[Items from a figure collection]
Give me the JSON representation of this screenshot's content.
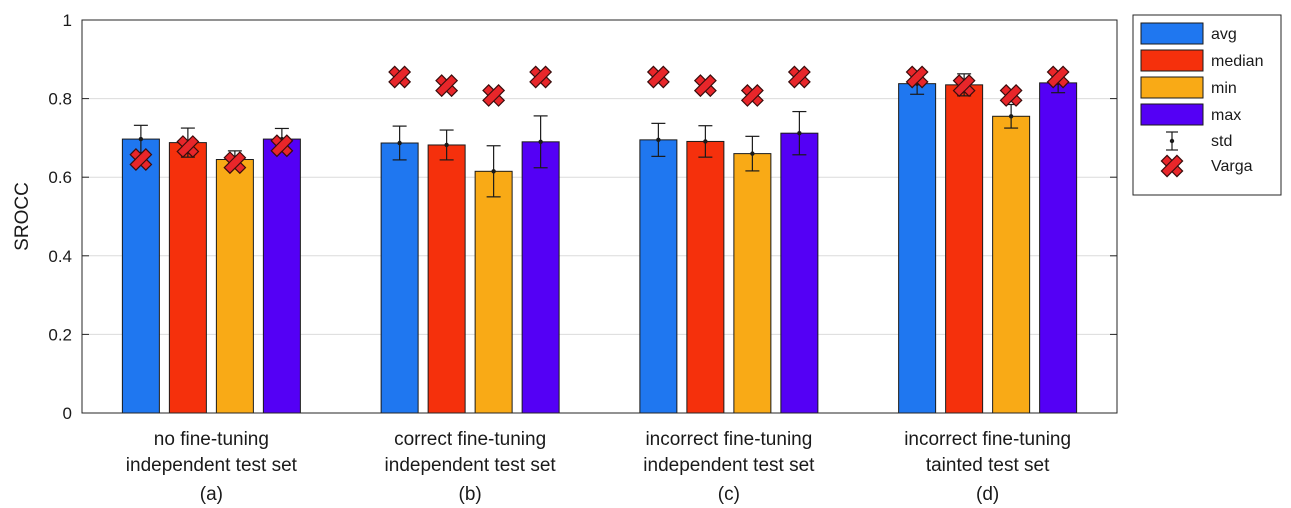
{
  "chart_data": {
    "type": "bar",
    "ylabel": "SROCC",
    "ylim": [
      0,
      1
    ],
    "yticks": [
      0,
      0.2,
      0.4,
      0.6,
      0.8,
      1
    ],
    "ytick_labels": [
      "0",
      "0.2",
      "0.4",
      "0.6",
      "0.8",
      "1"
    ],
    "grid": "horizontal",
    "legend_position": "outside-top-right",
    "categories": [
      {
        "line1": "no fine-tuning",
        "line2": "independent test set",
        "tag": "(a)"
      },
      {
        "line1": "correct fine-tuning",
        "line2": "independent test set",
        "tag": "(b)"
      },
      {
        "line1": "incorrect fine-tuning",
        "line2": "independent test set",
        "tag": "(c)"
      },
      {
        "line1": "incorrect fine-tuning",
        "line2": "tainted test set",
        "tag": "(d)"
      }
    ],
    "series": [
      {
        "name": "avg",
        "color": "#1f77f0",
        "values": [
          0.697,
          0.687,
          0.695,
          0.838
        ],
        "std": [
          0.035,
          0.043,
          0.042,
          0.027
        ]
      },
      {
        "name": "median",
        "color": "#f5300c",
        "values": [
          0.688,
          0.682,
          0.691,
          0.835
        ],
        "std": [
          0.037,
          0.038,
          0.04,
          0.028
        ]
      },
      {
        "name": "min",
        "color": "#f9aa16",
        "values": [
          0.645,
          0.615,
          0.66,
          0.755
        ],
        "std": [
          0.022,
          0.065,
          0.044,
          0.03
        ]
      },
      {
        "name": "max",
        "color": "#5400f5",
        "values": [
          0.697,
          0.69,
          0.712,
          0.84
        ],
        "std": [
          0.027,
          0.066,
          0.055,
          0.025
        ]
      }
    ],
    "error_legend_label": "std",
    "marker_series": {
      "name": "Varga",
      "color": "#e8262a",
      "values": [
        [
          0.645,
          0.678,
          0.637,
          0.68
        ],
        [
          0.855,
          0.833,
          0.808,
          0.855
        ],
        [
          0.855,
          0.833,
          0.808,
          0.855
        ],
        [
          0.855,
          0.833,
          0.808,
          0.855
        ]
      ]
    }
  }
}
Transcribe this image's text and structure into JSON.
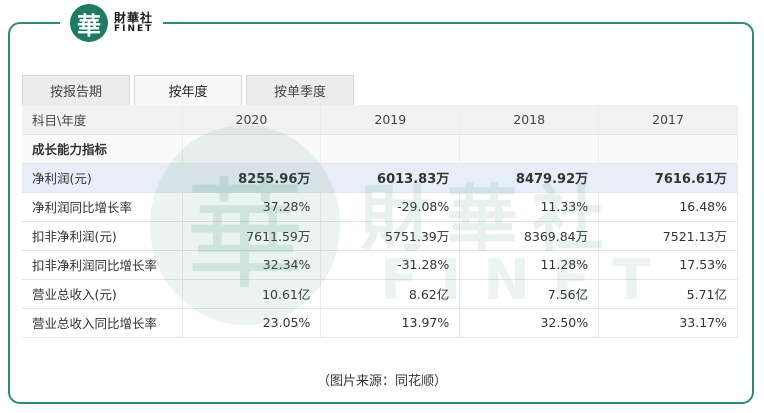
{
  "brand": {
    "logo_char": "華",
    "name_cn": "財華社",
    "name_en": "FINET"
  },
  "tabs": [
    {
      "label": "按报告期",
      "active": false
    },
    {
      "label": "按年度",
      "active": true
    },
    {
      "label": "按单季度",
      "active": false
    }
  ],
  "table": {
    "header": {
      "label": "科目\\年度",
      "years": [
        "2020",
        "2019",
        "2018",
        "2017"
      ]
    },
    "section": "成长能力指标",
    "rows": [
      {
        "label": "净利润(元)",
        "values": [
          "8255.96万",
          "6013.83万",
          "8479.92万",
          "7616.61万"
        ],
        "highlight": true
      },
      {
        "label": "净利润同比增长率",
        "values": [
          "37.28%",
          "-29.08%",
          "11.33%",
          "16.48%"
        ]
      },
      {
        "label": "扣非净利润(元)",
        "values": [
          "7611.59万",
          "5751.39万",
          "8369.84万",
          "7521.13万"
        ]
      },
      {
        "label": "扣非净利润同比增长率",
        "values": [
          "32.34%",
          "-31.28%",
          "11.28%",
          "17.53%"
        ]
      },
      {
        "label": "营业总收入(元)",
        "values": [
          "10.61亿",
          "8.62亿",
          "7.56亿",
          "5.71亿"
        ]
      },
      {
        "label": "营业总收入同比增长率",
        "values": [
          "23.05%",
          "13.97%",
          "32.50%",
          "33.17%"
        ]
      }
    ]
  },
  "caption": "（图片来源：同花顺）"
}
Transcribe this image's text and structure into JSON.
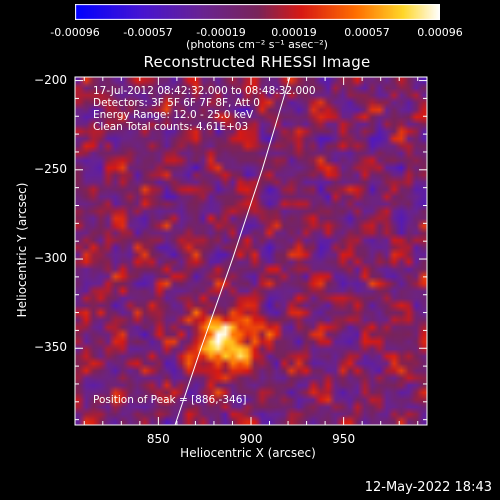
{
  "colorbar": {
    "tick_labels": [
      "-0.00096",
      "-0.00057",
      "-0.00019",
      "0.00019",
      "0.00057",
      "0.00096"
    ],
    "units": "(photons cm⁻² s⁻¹ asec⁻²)"
  },
  "chart_data": {
    "type": "heatmap",
    "title": "Reconstructed RHESSI Image",
    "xlabel": "Heliocentric X (arcsec)",
    "ylabel": "Heliocentric Y (arcsec)",
    "xlim": [
      805,
      995
    ],
    "ylim": [
      -393,
      -198
    ],
    "x_ticks": [
      "850",
      "900",
      "950"
    ],
    "y_ticks": [
      "-200",
      "-250",
      "-300",
      "-350"
    ],
    "value_range": [
      -0.00096,
      0.00096
    ],
    "peak": [
      886,
      -346
    ],
    "limb_curve": [
      [
        859,
        -393
      ],
      [
        873,
        -350
      ],
      [
        890,
        -300
      ],
      [
        906,
        -250
      ],
      [
        921,
        -198
      ]
    ],
    "annotations": [
      "17-Jul-2012 08:42:32.000 to 08:48:32.000",
      "Detectors: 3F 5F 6F 7F 8F, Att 0",
      "Energy Range: 12.0 - 25.0 keV",
      "Clean     Total counts: 4.61E+03",
      "Position of Peak = [886,-346]"
    ]
  },
  "timestamp": "12-May-2022 18:43"
}
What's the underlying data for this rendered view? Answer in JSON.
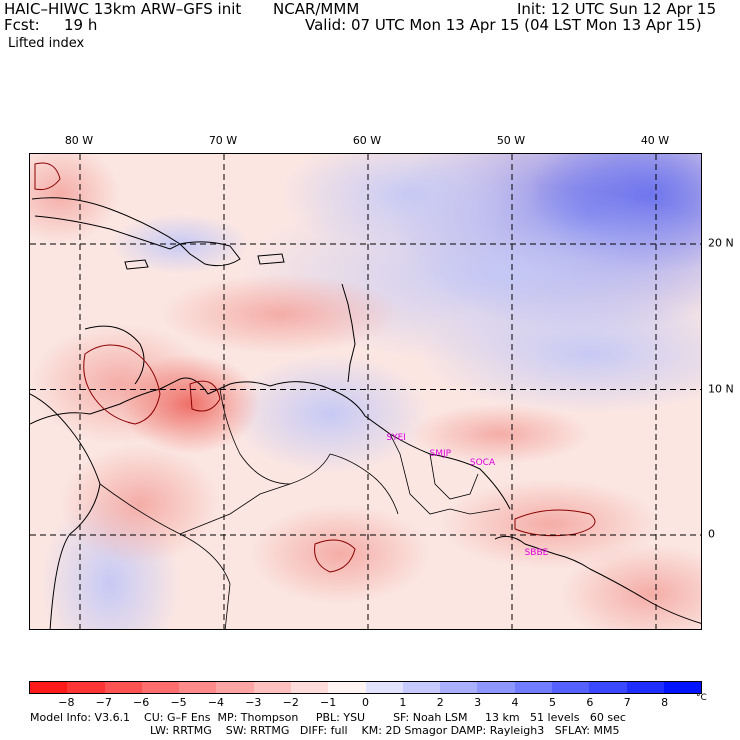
{
  "header": {
    "model": "HAIC–HIWC 13km ARW–GFS init",
    "center": "NCAR/MMM",
    "init": "Init: 12 UTC Sun 12 Apr 15",
    "fcst_label": "Fcst:",
    "fcst_value": "19 h",
    "valid": "Valid: 07 UTC Mon 13 Apr 15 (04 LST Mon 13 Apr 15)",
    "field": "Lifted index"
  },
  "map": {
    "lon_labels": [
      {
        "text": "80 W",
        "lon": -80
      },
      {
        "text": "70 W",
        "lon": -70
      },
      {
        "text": "60 W",
        "lon": -60
      },
      {
        "text": "50 W",
        "lon": -50
      },
      {
        "text": "40 W",
        "lon": -40
      }
    ],
    "lat_labels": [
      {
        "text": "20 N",
        "lat": 20
      },
      {
        "text": "10 N",
        "lat": 10
      },
      {
        "text": "0",
        "lat": 0
      }
    ],
    "sites": [
      {
        "code": "SYEI",
        "lon": -58.1,
        "lat": 6.5
      },
      {
        "code": "SMJP",
        "lon": -55.1,
        "lat": 5.4
      },
      {
        "code": "SOCA",
        "lon": -52.3,
        "lat": 4.8
      },
      {
        "code": "SBBE",
        "lon": -48.5,
        "lat": -1.4
      }
    ],
    "colors": {
      "neg_strong": "#ff2020",
      "pos_strong": "#1818e0",
      "land_outline": "#000000",
      "contour": "#8b0000"
    }
  },
  "colorbar": {
    "labels": [
      "−8",
      "−7",
      "−6",
      "−5",
      "−4",
      "−3",
      "−2",
      "−1",
      "0",
      "1",
      "2",
      "3",
      "4",
      "5",
      "6",
      "7",
      "8"
    ],
    "unit": "°C",
    "colors": [
      "#ff1a1a",
      "#ff3535",
      "#ff5252",
      "#ff6e6e",
      "#ff8a8a",
      "#ffa5a5",
      "#ffc0c0",
      "#ffdcdc",
      "#fff4f4",
      "#e2e4ff",
      "#c6caff",
      "#aab0ff",
      "#8e96ff",
      "#727cff",
      "#5662ff",
      "#3a48ff",
      "#1e2eff",
      "#0014ff"
    ]
  },
  "footer": {
    "line1": "Model Info: V3.6.1    CU: G–F Ens  MP: Thompson     PBL: YSU        SF: Noah LSM     13 km   51 levels   60 sec",
    "line2": "LW: RRTMG    SW: RRTMG   DIFF: full    KM: 2D Smagor DAMP: Rayleigh3   SFLAY: MM5"
  }
}
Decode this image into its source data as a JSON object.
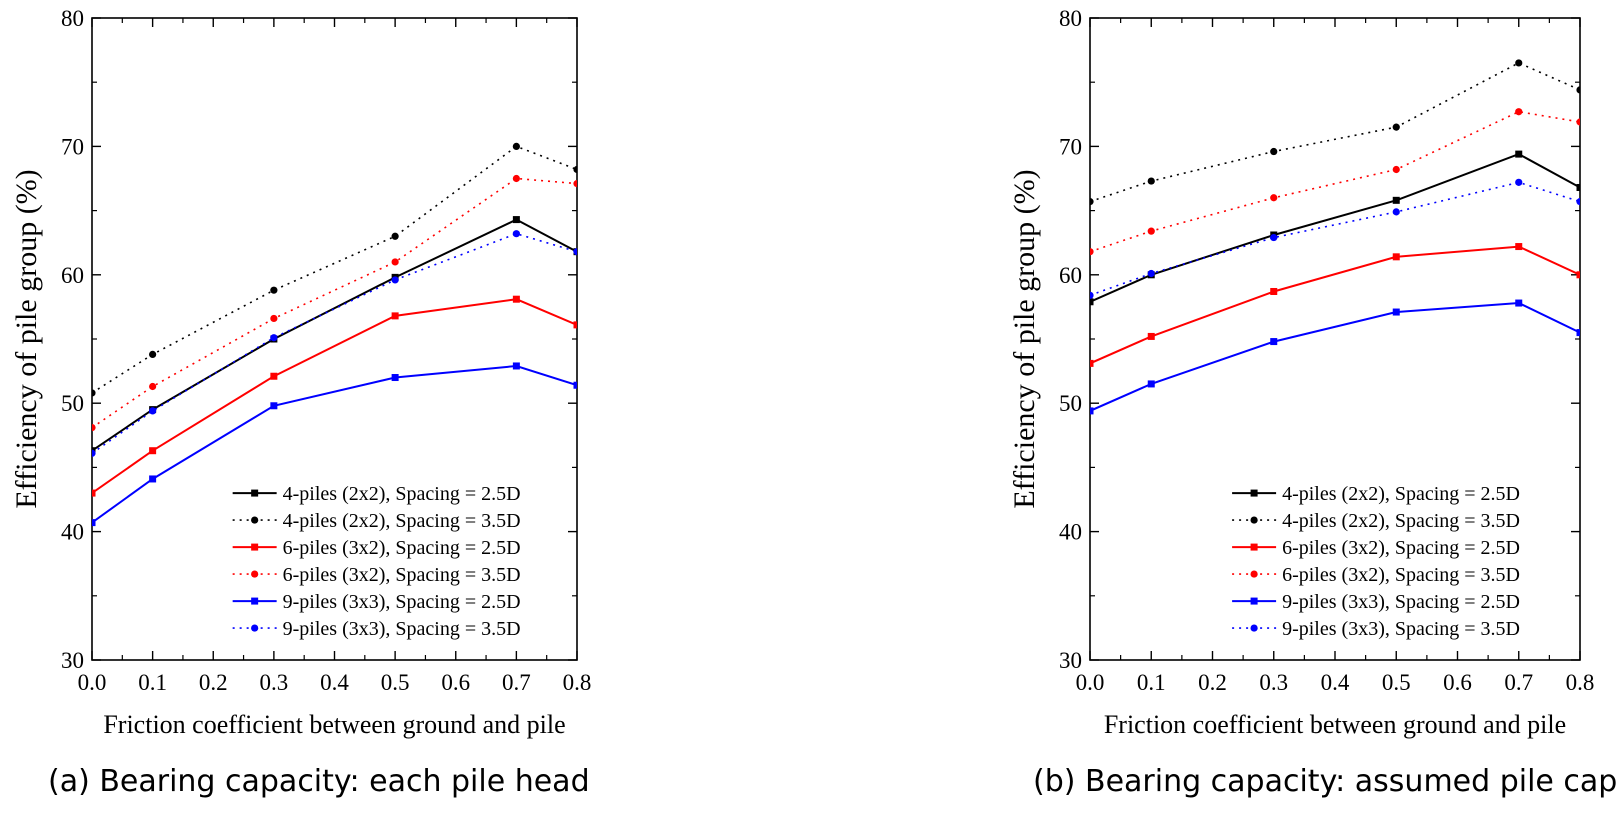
{
  "figure": {
    "panels": [
      {
        "caption": "(a) Bearing capacity: each pile head"
      },
      {
        "caption": "(b) Bearing capacity: assumed pile cap"
      }
    ]
  },
  "chart_data": [
    {
      "type": "line",
      "xlabel": "Friction coefficient between ground and pile",
      "ylabel": "Efficiency of pile group (%)",
      "xlim": [
        0.0,
        0.8
      ],
      "ylim": [
        30,
        80
      ],
      "x_ticks": [
        0.0,
        0.1,
        0.2,
        0.3,
        0.4,
        0.5,
        0.6,
        0.7,
        0.8
      ],
      "x_tick_labels": [
        "0.0",
        "0.1",
        "0.2",
        "0.3",
        "0.4",
        "0.5",
        "0.6",
        "0.7",
        "0.8"
      ],
      "y_ticks": [
        30,
        40,
        50,
        60,
        70,
        80
      ],
      "y_tick_labels": [
        "30",
        "40",
        "50",
        "60",
        "70",
        "80"
      ],
      "grid": false,
      "legend_position": "bottom-right",
      "x": [
        0.0,
        0.1,
        0.3,
        0.5,
        0.7,
        0.8
      ],
      "series": [
        {
          "name": "4-piles (2x2), Spacing = 2.5D",
          "color": "#000000",
          "style": "solid",
          "marker": "square",
          "values": [
            46.3,
            49.5,
            55.0,
            59.8,
            64.3,
            61.8
          ]
        },
        {
          "name": "4-piles (2x2), Spacing = 3.5D",
          "color": "#000000",
          "style": "dotted",
          "marker": "circle",
          "values": [
            50.8,
            53.8,
            58.8,
            63.0,
            70.0,
            68.2
          ]
        },
        {
          "name": "6-piles (3x2), Spacing = 2.5D",
          "color": "#ff0000",
          "style": "solid",
          "marker": "square",
          "values": [
            43.0,
            46.3,
            52.1,
            56.8,
            58.1,
            56.1
          ]
        },
        {
          "name": "6-piles (3x2), Spacing = 3.5D",
          "color": "#ff0000",
          "style": "dotted",
          "marker": "circle",
          "values": [
            48.1,
            51.3,
            56.6,
            61.0,
            67.5,
            67.1
          ]
        },
        {
          "name": "9-piles (3x3), Spacing = 2.5D",
          "color": "#0000ff",
          "style": "solid",
          "marker": "square",
          "values": [
            40.7,
            44.1,
            49.8,
            52.0,
            52.9,
            51.4
          ]
        },
        {
          "name": "9-piles (3x3), Spacing = 3.5D",
          "color": "#0000ff",
          "style": "dotted",
          "marker": "circle",
          "values": [
            46.1,
            49.4,
            55.1,
            59.6,
            63.2,
            61.8
          ]
        }
      ]
    },
    {
      "type": "line",
      "xlabel": "Friction coefficient between ground and pile",
      "ylabel": "Efficiency of pile group (%)",
      "xlim": [
        0.0,
        0.8
      ],
      "ylim": [
        30,
        80
      ],
      "x_ticks": [
        0.0,
        0.1,
        0.2,
        0.3,
        0.4,
        0.5,
        0.6,
        0.7,
        0.8
      ],
      "x_tick_labels": [
        "0.0",
        "0.1",
        "0.2",
        "0.3",
        "0.4",
        "0.5",
        "0.6",
        "0.7",
        "0.8"
      ],
      "y_ticks": [
        30,
        40,
        50,
        60,
        70,
        80
      ],
      "y_tick_labels": [
        "30",
        "40",
        "50",
        "60",
        "70",
        "80"
      ],
      "grid": false,
      "legend_position": "bottom-right",
      "x": [
        0.0,
        0.1,
        0.3,
        0.5,
        0.7,
        0.8
      ],
      "series": [
        {
          "name": "4-piles (2x2), Spacing = 2.5D",
          "color": "#000000",
          "style": "solid",
          "marker": "square",
          "values": [
            57.9,
            60.0,
            63.1,
            65.8,
            69.4,
            66.8
          ]
        },
        {
          "name": "4-piles (2x2), Spacing = 3.5D",
          "color": "#000000",
          "style": "dotted",
          "marker": "circle",
          "values": [
            65.7,
            67.3,
            69.6,
            71.5,
            76.5,
            74.4
          ]
        },
        {
          "name": "6-piles (3x2), Spacing = 2.5D",
          "color": "#ff0000",
          "style": "solid",
          "marker": "square",
          "values": [
            53.1,
            55.2,
            58.7,
            61.4,
            62.2,
            60.0
          ]
        },
        {
          "name": "6-piles (3x2), Spacing = 3.5D",
          "color": "#ff0000",
          "style": "dotted",
          "marker": "circle",
          "values": [
            61.8,
            63.4,
            66.0,
            68.2,
            72.7,
            71.9
          ]
        },
        {
          "name": "9-piles (3x3), Spacing = 2.5D",
          "color": "#0000ff",
          "style": "solid",
          "marker": "square",
          "values": [
            49.4,
            51.5,
            54.8,
            57.1,
            57.8,
            55.5
          ]
        },
        {
          "name": "9-piles (3x3), Spacing = 3.5D",
          "color": "#0000ff",
          "style": "dotted",
          "marker": "circle",
          "values": [
            58.4,
            60.1,
            62.9,
            64.9,
            67.2,
            65.7
          ]
        }
      ]
    }
  ]
}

> _What is required_:
Report how many lines of the listing hold the string "Bearing", giving only the number.

> _Exercise output_:
2